-- START Records --
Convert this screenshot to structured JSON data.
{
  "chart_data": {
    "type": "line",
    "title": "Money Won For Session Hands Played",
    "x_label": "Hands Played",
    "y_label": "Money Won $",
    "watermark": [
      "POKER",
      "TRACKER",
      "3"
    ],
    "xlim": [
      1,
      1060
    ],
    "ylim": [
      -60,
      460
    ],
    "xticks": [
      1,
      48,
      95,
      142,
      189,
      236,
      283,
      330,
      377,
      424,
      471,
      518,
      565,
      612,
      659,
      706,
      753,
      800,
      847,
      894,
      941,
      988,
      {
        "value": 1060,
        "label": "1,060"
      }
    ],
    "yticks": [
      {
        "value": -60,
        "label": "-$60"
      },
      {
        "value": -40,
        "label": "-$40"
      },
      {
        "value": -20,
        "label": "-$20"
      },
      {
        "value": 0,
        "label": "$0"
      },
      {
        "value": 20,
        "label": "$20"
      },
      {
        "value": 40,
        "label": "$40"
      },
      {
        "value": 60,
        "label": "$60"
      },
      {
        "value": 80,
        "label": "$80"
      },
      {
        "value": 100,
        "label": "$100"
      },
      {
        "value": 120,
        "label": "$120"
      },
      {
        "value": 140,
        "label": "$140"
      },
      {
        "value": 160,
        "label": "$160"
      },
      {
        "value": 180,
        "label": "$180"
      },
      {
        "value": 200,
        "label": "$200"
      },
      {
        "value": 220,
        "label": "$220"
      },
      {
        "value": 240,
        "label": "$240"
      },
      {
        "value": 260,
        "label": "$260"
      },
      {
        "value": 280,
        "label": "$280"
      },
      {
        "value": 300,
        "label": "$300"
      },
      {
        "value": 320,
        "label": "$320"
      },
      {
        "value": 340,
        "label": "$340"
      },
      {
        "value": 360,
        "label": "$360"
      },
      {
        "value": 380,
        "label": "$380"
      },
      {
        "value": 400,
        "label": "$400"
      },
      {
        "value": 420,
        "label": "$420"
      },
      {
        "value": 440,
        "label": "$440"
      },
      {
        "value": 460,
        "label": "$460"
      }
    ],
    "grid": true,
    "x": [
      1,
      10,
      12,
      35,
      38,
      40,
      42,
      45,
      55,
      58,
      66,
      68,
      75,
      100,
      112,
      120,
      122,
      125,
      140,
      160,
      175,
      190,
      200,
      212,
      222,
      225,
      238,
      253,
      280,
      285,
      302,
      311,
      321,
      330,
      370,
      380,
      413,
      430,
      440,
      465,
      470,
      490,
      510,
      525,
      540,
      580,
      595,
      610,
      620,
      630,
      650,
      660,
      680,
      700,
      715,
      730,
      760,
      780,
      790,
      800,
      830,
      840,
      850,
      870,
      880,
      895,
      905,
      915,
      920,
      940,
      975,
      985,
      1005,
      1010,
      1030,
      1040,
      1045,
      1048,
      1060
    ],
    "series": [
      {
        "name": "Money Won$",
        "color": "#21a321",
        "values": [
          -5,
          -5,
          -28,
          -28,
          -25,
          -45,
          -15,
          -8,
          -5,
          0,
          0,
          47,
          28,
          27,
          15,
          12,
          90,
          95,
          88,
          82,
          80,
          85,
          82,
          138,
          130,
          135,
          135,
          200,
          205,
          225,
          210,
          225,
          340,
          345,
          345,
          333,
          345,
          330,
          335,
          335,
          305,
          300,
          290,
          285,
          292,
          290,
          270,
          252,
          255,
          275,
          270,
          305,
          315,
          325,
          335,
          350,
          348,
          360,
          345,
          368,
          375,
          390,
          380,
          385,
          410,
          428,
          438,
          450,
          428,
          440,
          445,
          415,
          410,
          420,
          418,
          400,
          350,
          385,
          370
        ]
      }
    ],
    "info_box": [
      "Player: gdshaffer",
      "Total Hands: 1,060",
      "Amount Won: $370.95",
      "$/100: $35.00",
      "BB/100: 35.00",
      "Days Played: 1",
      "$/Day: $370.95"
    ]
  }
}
-- END Records --
-- START Records --
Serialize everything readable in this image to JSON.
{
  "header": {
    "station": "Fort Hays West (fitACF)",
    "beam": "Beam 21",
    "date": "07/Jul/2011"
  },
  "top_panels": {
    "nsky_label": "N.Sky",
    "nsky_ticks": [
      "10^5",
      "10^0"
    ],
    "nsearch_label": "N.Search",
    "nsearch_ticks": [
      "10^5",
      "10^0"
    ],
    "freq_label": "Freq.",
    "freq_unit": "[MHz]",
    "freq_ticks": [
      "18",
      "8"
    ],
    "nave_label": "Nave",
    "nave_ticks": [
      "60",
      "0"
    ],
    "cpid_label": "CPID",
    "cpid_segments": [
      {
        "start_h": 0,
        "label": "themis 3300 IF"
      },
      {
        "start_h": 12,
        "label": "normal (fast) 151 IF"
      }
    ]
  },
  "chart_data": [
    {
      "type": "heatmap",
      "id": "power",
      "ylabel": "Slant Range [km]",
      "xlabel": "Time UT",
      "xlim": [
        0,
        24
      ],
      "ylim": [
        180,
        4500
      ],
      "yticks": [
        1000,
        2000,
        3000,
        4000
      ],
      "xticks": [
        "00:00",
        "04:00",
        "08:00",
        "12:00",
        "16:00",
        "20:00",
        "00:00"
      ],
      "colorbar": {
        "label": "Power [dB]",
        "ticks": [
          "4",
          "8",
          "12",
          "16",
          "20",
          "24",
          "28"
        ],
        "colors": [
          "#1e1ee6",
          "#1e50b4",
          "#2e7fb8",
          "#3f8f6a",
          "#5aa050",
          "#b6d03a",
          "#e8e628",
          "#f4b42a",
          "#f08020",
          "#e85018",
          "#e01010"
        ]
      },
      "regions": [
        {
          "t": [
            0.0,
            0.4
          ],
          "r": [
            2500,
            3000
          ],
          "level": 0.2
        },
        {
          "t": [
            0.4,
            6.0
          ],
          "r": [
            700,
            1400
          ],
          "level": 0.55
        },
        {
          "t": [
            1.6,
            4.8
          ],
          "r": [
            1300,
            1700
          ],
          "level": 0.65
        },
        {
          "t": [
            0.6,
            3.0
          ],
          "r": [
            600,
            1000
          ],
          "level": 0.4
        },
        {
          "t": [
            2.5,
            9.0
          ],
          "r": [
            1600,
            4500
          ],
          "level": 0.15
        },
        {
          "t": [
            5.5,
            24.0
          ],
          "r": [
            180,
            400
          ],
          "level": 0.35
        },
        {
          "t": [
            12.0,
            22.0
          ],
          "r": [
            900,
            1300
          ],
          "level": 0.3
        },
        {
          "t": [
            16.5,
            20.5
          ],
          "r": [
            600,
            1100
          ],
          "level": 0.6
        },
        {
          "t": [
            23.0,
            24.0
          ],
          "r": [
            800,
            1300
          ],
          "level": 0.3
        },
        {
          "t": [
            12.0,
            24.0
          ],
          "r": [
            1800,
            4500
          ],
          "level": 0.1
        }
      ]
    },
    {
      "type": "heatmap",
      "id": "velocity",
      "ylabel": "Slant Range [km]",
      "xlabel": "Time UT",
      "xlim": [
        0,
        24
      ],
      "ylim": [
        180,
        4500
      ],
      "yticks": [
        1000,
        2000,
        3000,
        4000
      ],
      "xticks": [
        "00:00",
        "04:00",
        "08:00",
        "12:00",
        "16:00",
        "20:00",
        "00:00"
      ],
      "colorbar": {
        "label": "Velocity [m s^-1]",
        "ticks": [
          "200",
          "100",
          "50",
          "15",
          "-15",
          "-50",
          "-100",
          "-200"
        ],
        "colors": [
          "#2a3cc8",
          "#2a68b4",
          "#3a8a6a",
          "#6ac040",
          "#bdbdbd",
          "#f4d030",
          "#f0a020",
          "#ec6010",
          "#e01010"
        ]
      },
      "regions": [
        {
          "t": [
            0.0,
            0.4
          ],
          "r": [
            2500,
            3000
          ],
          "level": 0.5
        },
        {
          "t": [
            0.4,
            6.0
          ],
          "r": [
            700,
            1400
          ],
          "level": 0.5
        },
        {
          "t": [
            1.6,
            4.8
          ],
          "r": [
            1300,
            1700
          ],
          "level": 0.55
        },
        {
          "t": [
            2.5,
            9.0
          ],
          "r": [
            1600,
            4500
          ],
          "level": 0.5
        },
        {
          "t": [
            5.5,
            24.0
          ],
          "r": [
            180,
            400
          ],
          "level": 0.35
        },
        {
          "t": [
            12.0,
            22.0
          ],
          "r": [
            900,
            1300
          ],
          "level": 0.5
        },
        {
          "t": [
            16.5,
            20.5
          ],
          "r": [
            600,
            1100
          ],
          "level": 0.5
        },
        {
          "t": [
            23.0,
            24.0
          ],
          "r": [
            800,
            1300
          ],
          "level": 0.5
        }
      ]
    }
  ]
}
-- END Records --
-- START Records --
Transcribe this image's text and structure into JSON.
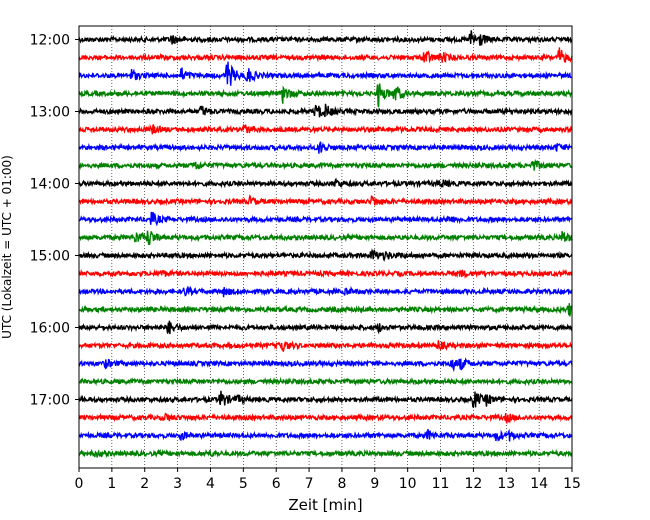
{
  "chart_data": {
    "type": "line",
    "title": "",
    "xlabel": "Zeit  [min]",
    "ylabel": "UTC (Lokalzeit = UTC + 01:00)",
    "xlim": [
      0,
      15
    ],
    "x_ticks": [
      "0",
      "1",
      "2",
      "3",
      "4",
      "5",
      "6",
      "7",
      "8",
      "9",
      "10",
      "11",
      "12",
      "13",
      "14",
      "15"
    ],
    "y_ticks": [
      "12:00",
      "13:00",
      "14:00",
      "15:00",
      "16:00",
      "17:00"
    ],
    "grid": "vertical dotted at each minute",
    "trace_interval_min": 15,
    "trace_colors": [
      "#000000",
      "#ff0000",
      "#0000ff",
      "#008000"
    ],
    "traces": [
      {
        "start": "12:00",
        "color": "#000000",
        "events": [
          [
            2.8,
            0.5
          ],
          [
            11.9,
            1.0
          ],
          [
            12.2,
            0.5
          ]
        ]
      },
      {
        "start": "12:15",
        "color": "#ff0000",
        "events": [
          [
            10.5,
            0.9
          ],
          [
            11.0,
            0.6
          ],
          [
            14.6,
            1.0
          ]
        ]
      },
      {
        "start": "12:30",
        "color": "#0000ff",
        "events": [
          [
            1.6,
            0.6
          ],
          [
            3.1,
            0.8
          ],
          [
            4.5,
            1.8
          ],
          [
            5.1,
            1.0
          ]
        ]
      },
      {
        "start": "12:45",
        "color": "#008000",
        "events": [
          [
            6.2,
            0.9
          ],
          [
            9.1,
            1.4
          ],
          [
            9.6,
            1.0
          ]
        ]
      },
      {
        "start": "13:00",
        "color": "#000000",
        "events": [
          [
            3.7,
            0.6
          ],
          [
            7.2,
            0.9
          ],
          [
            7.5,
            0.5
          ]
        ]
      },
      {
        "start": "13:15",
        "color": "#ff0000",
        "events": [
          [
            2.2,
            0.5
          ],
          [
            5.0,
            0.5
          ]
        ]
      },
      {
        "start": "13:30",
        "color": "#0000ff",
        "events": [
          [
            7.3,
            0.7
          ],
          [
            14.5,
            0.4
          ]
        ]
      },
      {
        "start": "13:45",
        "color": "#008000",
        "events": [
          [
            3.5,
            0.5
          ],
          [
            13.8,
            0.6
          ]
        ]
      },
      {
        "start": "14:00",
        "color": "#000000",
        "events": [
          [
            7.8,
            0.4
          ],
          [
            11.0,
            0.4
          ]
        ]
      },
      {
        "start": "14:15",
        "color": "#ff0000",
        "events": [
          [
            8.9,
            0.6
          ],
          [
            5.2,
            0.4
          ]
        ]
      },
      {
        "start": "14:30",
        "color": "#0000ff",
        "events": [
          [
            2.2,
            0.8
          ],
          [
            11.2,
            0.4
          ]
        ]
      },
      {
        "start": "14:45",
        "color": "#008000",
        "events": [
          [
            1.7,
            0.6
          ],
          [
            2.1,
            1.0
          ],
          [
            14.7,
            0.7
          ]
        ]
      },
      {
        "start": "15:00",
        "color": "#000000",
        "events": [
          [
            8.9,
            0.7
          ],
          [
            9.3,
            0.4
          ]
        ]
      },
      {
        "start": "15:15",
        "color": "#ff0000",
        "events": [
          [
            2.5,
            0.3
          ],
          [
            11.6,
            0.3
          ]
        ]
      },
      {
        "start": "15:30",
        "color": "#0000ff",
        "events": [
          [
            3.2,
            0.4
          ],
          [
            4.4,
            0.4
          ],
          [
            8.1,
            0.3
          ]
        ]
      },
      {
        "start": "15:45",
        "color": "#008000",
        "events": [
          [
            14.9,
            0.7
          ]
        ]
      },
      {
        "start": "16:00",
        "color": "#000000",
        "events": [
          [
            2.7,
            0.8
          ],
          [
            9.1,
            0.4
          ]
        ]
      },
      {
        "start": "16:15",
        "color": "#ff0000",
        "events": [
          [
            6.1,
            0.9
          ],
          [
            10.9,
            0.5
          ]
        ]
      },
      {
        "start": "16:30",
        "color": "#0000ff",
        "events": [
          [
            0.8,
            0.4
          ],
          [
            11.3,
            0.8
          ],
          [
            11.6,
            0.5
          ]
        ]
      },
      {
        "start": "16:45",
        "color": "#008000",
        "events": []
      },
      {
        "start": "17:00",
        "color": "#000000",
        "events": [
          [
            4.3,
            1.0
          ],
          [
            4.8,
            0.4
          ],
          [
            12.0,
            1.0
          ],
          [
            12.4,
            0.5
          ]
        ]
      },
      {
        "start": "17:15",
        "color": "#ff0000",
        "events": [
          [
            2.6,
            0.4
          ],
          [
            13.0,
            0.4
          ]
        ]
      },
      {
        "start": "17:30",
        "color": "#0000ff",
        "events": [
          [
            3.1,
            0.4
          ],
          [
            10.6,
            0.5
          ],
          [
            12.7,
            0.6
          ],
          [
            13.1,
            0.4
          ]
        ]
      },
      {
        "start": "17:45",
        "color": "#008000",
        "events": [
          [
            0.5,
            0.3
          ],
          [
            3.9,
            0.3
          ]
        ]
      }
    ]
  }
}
-- END Records --
[What the exercise asks]
Each line in the entries above that includes the string "image" should be extracted.

[Task output]
Serialize everything readable in this image to JSON.
Transcribe this image's text and structure into JSON.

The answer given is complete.